### Request:
Pick out all lines with the word "Station" from the records that follow.

### Stored records:
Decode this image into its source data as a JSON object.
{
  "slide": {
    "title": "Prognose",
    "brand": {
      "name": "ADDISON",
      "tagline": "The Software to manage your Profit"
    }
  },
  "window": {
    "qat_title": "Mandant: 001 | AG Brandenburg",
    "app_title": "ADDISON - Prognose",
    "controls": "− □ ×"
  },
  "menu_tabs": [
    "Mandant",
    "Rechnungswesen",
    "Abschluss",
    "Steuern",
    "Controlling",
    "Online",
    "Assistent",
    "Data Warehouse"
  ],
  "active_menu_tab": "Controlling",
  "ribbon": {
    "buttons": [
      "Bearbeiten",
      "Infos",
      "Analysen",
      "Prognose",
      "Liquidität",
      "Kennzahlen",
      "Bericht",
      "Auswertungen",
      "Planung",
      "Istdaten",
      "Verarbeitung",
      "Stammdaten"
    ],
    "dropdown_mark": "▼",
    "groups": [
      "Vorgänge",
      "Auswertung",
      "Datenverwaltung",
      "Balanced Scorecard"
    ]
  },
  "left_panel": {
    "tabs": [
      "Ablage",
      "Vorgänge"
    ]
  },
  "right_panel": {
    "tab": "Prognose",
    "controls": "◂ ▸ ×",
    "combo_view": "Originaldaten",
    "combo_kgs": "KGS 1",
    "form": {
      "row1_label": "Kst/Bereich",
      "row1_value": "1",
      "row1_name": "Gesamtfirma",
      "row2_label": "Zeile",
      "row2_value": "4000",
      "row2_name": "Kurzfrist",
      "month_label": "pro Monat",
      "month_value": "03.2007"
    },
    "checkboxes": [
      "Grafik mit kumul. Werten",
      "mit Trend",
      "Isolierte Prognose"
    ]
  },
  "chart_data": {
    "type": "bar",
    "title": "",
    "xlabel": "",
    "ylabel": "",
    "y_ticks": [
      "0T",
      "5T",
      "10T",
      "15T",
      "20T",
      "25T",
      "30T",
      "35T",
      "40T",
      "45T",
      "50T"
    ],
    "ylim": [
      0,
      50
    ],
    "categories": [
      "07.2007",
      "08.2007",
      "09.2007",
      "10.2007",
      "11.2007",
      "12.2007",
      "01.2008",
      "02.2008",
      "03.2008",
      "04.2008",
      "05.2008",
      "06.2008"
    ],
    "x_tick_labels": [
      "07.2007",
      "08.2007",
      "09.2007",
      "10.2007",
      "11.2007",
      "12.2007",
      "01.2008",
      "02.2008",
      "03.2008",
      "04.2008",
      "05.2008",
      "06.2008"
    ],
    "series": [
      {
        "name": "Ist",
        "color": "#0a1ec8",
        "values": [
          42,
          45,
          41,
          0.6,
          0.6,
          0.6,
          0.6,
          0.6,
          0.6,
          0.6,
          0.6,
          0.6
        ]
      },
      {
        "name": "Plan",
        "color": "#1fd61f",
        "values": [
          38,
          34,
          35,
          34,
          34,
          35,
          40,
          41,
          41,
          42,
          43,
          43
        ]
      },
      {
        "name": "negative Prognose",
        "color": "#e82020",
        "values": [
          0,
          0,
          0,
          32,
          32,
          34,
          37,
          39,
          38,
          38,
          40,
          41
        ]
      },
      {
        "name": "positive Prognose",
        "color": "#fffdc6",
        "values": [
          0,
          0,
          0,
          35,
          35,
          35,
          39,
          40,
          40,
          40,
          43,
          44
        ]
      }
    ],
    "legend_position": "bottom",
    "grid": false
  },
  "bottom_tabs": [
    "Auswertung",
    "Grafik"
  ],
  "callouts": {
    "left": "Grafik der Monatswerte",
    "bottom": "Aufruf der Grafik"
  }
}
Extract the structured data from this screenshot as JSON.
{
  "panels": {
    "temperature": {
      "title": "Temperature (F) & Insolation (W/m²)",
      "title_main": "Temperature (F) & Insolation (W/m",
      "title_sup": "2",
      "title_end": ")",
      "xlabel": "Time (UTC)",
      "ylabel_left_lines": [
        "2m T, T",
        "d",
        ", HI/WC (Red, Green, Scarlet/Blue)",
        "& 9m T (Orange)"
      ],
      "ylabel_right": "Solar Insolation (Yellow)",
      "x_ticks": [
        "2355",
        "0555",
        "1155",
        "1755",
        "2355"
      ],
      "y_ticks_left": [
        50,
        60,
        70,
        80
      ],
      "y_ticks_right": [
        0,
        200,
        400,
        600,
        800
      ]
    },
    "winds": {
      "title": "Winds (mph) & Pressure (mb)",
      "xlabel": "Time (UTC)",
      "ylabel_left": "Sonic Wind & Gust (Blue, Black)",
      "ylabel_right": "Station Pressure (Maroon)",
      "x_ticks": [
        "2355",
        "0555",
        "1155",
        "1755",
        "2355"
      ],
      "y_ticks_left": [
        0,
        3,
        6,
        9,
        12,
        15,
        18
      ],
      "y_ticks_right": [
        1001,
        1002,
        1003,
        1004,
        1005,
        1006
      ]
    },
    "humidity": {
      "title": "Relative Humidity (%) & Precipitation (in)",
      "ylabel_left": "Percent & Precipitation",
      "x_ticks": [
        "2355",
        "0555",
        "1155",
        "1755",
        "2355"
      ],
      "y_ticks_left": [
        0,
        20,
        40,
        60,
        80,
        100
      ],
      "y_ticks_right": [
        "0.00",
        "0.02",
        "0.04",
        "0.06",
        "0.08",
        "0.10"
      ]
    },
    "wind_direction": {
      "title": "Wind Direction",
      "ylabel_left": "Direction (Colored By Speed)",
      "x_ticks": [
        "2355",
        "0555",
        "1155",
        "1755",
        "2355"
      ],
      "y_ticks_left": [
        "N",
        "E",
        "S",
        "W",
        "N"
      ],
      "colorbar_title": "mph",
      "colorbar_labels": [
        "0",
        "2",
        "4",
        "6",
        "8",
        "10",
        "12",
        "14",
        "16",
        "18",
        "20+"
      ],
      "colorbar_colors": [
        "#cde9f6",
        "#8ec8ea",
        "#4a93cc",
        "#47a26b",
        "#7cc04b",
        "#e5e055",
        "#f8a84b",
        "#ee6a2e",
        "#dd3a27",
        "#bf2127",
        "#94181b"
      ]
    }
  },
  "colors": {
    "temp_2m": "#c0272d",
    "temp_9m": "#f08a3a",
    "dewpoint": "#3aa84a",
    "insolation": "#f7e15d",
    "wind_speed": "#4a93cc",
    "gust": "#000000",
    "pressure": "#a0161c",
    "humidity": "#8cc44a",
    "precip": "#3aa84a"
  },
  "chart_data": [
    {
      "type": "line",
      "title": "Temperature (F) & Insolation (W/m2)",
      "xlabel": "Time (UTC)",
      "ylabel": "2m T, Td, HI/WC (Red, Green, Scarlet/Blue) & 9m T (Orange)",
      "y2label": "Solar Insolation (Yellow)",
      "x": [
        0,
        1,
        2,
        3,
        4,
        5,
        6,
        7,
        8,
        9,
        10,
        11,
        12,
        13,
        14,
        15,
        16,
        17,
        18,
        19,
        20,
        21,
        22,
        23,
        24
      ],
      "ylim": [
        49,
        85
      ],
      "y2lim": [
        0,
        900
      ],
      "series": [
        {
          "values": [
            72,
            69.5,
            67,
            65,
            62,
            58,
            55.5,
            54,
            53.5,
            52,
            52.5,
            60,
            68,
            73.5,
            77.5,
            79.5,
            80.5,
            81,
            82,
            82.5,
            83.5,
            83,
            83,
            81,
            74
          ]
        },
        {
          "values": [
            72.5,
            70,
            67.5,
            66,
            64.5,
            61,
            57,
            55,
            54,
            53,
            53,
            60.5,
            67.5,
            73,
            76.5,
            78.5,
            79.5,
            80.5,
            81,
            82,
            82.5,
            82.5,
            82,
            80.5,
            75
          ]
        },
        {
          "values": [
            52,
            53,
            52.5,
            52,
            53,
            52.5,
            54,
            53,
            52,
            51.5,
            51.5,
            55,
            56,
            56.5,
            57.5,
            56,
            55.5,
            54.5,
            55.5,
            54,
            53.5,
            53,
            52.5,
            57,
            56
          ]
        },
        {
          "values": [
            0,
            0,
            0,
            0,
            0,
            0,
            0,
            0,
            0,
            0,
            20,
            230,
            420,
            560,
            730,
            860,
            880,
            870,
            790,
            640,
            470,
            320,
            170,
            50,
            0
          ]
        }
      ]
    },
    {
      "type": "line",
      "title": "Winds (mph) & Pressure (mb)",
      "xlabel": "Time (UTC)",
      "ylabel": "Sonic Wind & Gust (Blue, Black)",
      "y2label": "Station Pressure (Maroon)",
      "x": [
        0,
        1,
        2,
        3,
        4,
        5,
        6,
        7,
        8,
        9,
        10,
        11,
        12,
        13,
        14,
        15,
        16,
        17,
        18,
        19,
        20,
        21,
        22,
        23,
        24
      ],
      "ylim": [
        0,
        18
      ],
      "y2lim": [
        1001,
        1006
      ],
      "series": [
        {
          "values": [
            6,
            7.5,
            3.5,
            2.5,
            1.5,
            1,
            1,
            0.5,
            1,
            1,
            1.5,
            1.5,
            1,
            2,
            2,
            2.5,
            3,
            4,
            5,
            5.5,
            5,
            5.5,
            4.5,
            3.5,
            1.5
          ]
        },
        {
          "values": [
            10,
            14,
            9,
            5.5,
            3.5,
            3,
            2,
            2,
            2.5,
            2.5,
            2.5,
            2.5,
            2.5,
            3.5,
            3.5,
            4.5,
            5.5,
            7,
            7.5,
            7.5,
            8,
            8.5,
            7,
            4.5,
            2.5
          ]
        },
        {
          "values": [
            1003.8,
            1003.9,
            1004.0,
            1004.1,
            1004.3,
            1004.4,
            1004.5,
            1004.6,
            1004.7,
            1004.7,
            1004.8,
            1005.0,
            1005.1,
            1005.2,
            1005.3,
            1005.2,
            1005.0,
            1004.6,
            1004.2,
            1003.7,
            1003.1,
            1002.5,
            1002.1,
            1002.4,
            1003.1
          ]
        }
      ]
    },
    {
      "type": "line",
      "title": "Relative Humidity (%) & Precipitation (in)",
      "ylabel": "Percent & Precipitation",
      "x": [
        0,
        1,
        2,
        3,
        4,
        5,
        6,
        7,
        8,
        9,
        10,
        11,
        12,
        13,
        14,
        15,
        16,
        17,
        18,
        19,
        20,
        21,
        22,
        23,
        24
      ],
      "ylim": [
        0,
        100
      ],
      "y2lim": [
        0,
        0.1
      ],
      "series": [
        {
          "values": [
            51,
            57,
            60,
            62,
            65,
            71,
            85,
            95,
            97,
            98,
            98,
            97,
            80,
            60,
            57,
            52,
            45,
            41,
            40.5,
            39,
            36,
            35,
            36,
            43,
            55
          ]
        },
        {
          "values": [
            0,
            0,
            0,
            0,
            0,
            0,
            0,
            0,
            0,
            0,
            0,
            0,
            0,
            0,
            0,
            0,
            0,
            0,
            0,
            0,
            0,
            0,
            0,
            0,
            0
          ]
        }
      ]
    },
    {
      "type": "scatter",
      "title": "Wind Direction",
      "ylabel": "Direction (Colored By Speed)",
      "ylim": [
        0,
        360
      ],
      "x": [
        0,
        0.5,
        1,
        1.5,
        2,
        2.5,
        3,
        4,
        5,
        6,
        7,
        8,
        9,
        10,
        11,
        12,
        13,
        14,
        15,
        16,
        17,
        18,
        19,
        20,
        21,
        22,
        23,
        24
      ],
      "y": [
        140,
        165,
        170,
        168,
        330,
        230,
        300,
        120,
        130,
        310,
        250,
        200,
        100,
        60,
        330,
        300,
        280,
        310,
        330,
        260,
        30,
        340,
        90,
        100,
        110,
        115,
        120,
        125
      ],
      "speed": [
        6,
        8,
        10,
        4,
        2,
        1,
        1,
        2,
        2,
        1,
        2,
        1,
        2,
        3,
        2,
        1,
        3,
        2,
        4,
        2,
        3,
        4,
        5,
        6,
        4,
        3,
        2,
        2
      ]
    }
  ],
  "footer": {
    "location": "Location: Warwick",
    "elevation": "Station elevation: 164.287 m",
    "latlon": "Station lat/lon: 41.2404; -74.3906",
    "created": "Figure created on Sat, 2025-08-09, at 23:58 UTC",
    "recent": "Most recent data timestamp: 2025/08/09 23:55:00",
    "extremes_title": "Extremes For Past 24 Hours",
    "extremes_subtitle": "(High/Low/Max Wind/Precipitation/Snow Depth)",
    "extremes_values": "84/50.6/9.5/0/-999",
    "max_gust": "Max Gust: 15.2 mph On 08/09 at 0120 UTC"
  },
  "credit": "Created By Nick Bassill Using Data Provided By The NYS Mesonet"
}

### Solution to the problem:
      "ylabel_right": "Station Pressure (Maroon)",
      "y2label": "Station Pressure (Maroon)",
    "elevation": "Station elevation: 164.287 m",
    "latlon": "Station lat/lon: 41.2404; -74.3906",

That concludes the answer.